What you have to do. Reproduce every entry below precisely; do not include the pictures.

Dataset records.
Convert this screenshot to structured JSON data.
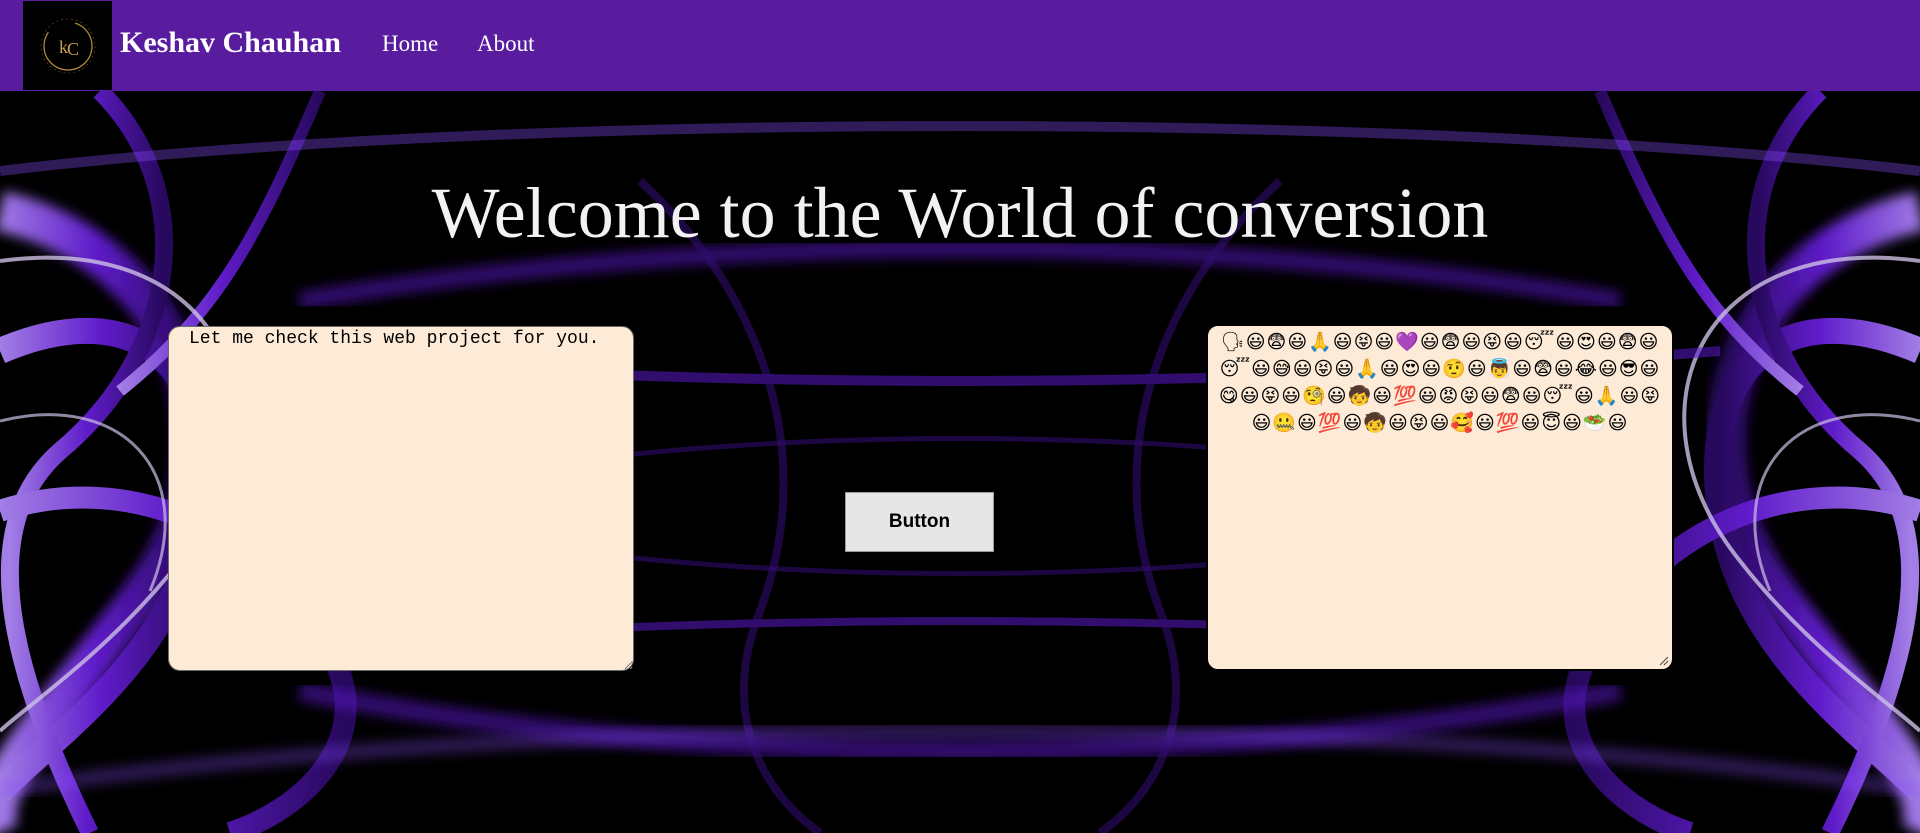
{
  "navbar": {
    "brand": "Keshav Chauhan",
    "links": [
      "Home",
      "About"
    ],
    "logo_icon": "kc-monogram-logo",
    "background": "#591c9f"
  },
  "main": {
    "title": "Welcome to the World of conversion",
    "input_value": "Let me check this web project for you.",
    "button_label": "Button",
    "output_value": "🗣😃😨😃🙏😃😝😃💜😃😨😃😝😃😴😃😍😃😨😃😴😃😅😃😝😃🙏😃😍😃🤨😃👼😃😨😃😂😃😎😃😋😃😝😃🧐😃🧒😃💯😃😡😝😃😨😃😴😃🙏😃😝😃🤐😃💯😃🧒😃😝😃🥰😃💯😃😇😃🥗😃"
  },
  "colors": {
    "textarea_bg": "#fdebd7",
    "accent": "#7a2cff"
  }
}
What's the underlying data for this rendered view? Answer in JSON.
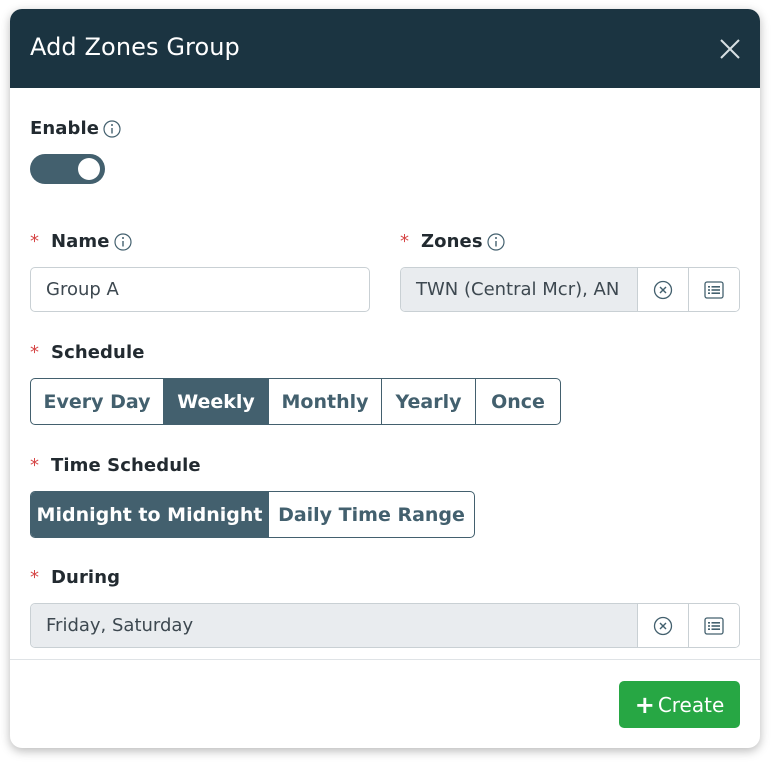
{
  "dialog": {
    "title": "Add Zones Group"
  },
  "enable": {
    "label": "Enable",
    "on": true
  },
  "name": {
    "label": "Name",
    "required_mark": "*",
    "value": "Group A"
  },
  "zones": {
    "label": "Zones",
    "required_mark": "*",
    "value": "TWN (Central Mcr), AN"
  },
  "schedule": {
    "label": "Schedule",
    "required_mark": "*",
    "options": [
      "Every Day",
      "Weekly",
      "Monthly",
      "Yearly",
      "Once"
    ],
    "selected": "Weekly"
  },
  "time_schedule": {
    "label": "Time Schedule",
    "required_mark": "*",
    "options": [
      "Midnight to Midnight",
      "Daily Time Range"
    ],
    "selected": "Midnight to Midnight"
  },
  "during": {
    "label": "During",
    "required_mark": "*",
    "value": "Friday, Saturday"
  },
  "footer": {
    "create_label": "Create"
  },
  "colors": {
    "header_bg": "#1b3441",
    "accent": "#43606e",
    "create_green": "#27a744",
    "required_red": "#d64545"
  },
  "icons": {
    "close": "close-icon",
    "info": "info-icon",
    "clear": "clear-circle-x-icon",
    "list": "list-icon",
    "plus": "plus-icon"
  }
}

Task result.
Convert this screenshot to structured JSON data.
{
  "navbar": {
    "brand": "Keshav Chauhan",
    "links": [
      "Home",
      "About"
    ],
    "logo_icon": "kc-monogram-logo",
    "background": "#591c9f"
  },
  "main": {
    "title": "Welcome to the World of conversion",
    "input_value": "Let me check this web project for you.",
    "button_label": "Button",
    "output_value": "🗣😃😨😃🙏😃😝😃💜😃😨😃😝😃😴😃😍😃😨😃😴😃😅😃😝😃🙏😃😍😃🤨😃👼😃😨😃😂😃😎😃😋😃😝😃🧐😃🧒😃💯😃😡😝😃😨😃😴😃🙏😃😝😃🤐😃💯😃🧒😃😝😃🥰😃💯😃😇😃🥗😃"
  },
  "colors": {
    "textarea_bg": "#fdebd7",
    "accent": "#7a2cff"
  }
}
What's the underlying data for this rendered view? Answer in JSON.
{
  "dialog": {
    "title": "Add Zones Group"
  },
  "enable": {
    "label": "Enable",
    "on": true
  },
  "name": {
    "label": "Name",
    "required_mark": "*",
    "value": "Group A"
  },
  "zones": {
    "label": "Zones",
    "required_mark": "*",
    "value": "TWN (Central Mcr), AN"
  },
  "schedule": {
    "label": "Schedule",
    "required_mark": "*",
    "options": [
      "Every Day",
      "Weekly",
      "Monthly",
      "Yearly",
      "Once"
    ],
    "selected": "Weekly"
  },
  "time_schedule": {
    "label": "Time Schedule",
    "required_mark": "*",
    "options": [
      "Midnight to Midnight",
      "Daily Time Range"
    ],
    "selected": "Midnight to Midnight"
  },
  "during": {
    "label": "During",
    "required_mark": "*",
    "value": "Friday, Saturday"
  },
  "footer": {
    "create_label": "Create"
  },
  "colors": {
    "header_bg": "#1b3441",
    "accent": "#43606e",
    "create_green": "#27a744",
    "required_red": "#d64545"
  },
  "icons": {
    "close": "close-icon",
    "info": "info-icon",
    "clear": "clear-circle-x-icon",
    "list": "list-icon",
    "plus": "plus-icon"
  }
}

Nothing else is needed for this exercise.